What you have to do – Reply with nothing except the number of lines that contain the word "AUDIO".
▬▬▬▬▬▬▬▬▬▬
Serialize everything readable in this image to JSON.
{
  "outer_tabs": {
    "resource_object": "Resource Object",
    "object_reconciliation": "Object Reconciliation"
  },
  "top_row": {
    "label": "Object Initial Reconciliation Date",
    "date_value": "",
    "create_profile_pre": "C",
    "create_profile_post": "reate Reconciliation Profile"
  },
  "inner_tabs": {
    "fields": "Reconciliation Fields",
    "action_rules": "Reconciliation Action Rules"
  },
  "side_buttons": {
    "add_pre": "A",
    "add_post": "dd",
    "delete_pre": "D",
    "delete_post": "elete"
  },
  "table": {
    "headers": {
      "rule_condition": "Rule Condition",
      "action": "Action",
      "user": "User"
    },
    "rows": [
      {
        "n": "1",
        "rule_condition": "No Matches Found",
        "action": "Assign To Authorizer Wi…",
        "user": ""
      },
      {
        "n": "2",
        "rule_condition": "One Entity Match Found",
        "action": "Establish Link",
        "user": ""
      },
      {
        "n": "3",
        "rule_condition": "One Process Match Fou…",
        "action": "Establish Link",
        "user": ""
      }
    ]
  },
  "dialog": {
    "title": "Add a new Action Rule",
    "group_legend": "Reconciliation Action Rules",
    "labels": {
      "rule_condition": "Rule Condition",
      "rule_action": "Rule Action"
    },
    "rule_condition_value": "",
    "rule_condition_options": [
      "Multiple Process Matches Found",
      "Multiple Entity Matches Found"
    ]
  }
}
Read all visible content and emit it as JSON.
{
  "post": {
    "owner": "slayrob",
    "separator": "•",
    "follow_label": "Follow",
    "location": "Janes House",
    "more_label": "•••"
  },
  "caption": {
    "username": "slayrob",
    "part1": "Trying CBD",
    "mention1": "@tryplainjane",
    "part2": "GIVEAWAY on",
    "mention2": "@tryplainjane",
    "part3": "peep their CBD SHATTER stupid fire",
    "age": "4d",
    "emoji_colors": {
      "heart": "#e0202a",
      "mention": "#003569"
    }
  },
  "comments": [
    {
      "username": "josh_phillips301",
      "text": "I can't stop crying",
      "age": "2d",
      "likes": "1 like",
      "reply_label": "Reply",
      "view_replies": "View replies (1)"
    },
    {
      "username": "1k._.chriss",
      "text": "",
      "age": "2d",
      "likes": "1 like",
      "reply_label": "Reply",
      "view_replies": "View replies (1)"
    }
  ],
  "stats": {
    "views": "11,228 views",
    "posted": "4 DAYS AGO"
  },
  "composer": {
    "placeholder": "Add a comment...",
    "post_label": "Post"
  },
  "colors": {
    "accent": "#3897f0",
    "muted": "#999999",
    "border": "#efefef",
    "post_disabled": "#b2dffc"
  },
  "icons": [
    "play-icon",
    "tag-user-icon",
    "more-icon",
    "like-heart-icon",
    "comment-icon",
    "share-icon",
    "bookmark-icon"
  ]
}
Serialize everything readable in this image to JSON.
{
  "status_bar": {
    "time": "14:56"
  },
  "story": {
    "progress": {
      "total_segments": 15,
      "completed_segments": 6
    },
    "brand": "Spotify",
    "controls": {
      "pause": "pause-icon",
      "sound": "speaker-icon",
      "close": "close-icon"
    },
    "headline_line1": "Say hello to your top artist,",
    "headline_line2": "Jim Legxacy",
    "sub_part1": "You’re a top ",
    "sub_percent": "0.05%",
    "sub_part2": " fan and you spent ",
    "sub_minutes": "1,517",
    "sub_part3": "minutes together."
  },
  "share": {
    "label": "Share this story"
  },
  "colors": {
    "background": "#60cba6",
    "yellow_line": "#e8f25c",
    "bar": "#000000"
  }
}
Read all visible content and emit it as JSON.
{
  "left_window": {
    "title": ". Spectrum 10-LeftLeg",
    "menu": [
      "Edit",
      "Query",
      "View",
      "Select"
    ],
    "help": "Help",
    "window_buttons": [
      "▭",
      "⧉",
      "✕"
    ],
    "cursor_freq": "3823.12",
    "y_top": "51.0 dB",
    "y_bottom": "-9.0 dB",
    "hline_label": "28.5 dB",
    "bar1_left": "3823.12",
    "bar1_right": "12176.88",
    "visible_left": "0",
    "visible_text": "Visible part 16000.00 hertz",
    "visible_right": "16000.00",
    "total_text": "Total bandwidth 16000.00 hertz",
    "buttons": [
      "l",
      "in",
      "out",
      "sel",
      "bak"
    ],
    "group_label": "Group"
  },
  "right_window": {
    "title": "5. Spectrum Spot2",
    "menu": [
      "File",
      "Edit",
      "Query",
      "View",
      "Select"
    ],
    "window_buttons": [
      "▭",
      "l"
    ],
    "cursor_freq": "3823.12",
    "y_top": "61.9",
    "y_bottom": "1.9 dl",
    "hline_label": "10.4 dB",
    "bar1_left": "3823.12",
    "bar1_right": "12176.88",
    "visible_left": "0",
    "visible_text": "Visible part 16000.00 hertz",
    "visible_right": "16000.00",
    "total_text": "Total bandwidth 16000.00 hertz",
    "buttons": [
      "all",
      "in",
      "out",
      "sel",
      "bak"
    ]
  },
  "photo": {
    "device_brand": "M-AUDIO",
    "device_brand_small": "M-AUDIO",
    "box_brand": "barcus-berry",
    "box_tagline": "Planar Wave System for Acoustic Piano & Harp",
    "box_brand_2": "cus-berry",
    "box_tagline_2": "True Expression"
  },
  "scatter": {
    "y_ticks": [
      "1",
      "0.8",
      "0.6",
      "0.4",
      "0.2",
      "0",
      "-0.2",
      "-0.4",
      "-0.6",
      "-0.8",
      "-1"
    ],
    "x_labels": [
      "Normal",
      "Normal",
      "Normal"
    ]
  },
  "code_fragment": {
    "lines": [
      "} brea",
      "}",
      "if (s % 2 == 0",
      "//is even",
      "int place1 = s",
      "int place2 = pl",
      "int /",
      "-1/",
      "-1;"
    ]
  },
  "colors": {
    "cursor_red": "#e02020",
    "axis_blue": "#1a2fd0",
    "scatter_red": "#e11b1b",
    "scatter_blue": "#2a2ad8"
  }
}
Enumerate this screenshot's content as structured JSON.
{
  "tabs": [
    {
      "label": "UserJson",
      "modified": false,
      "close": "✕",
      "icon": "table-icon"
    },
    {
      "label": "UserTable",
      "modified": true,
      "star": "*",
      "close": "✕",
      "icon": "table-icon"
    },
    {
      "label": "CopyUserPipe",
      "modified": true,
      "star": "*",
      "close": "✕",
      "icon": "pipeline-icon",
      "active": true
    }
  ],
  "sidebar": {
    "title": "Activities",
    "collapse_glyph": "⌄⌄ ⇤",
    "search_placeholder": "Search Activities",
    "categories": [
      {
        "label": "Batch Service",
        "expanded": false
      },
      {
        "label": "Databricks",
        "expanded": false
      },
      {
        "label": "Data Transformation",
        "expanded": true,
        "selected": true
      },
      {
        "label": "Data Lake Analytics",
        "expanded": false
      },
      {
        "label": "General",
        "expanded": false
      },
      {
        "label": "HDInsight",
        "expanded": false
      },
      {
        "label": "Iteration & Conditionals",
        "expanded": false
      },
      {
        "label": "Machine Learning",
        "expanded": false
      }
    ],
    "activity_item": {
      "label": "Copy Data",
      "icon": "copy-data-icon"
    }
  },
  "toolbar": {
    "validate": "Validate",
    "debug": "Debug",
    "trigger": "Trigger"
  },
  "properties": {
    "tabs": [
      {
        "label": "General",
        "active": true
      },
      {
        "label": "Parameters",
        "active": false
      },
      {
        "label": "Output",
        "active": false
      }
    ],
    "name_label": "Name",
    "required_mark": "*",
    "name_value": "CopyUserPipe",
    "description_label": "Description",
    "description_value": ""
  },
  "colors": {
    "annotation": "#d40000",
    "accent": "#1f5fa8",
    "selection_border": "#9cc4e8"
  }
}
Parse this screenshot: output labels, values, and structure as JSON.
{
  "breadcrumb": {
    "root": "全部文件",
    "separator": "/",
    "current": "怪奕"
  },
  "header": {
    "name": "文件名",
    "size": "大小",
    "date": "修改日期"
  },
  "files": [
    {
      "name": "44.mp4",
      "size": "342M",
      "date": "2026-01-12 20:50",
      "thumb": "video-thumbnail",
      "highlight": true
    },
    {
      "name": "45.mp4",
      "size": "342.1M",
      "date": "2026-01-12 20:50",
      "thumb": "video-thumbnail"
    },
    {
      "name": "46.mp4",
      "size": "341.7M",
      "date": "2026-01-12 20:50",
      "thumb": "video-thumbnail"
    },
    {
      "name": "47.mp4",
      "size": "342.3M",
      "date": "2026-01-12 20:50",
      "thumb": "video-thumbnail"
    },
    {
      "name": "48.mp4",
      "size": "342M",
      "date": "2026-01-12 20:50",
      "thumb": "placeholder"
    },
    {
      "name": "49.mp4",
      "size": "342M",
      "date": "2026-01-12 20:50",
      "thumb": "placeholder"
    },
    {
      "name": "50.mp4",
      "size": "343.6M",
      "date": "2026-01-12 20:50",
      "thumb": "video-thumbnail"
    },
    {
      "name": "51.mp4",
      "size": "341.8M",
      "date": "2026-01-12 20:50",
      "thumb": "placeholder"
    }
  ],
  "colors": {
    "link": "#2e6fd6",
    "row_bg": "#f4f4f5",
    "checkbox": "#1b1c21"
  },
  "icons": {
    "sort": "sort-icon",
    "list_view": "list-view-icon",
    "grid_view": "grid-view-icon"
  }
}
▬▬▬▬▬▬▬▬▬▬
Finished task – 2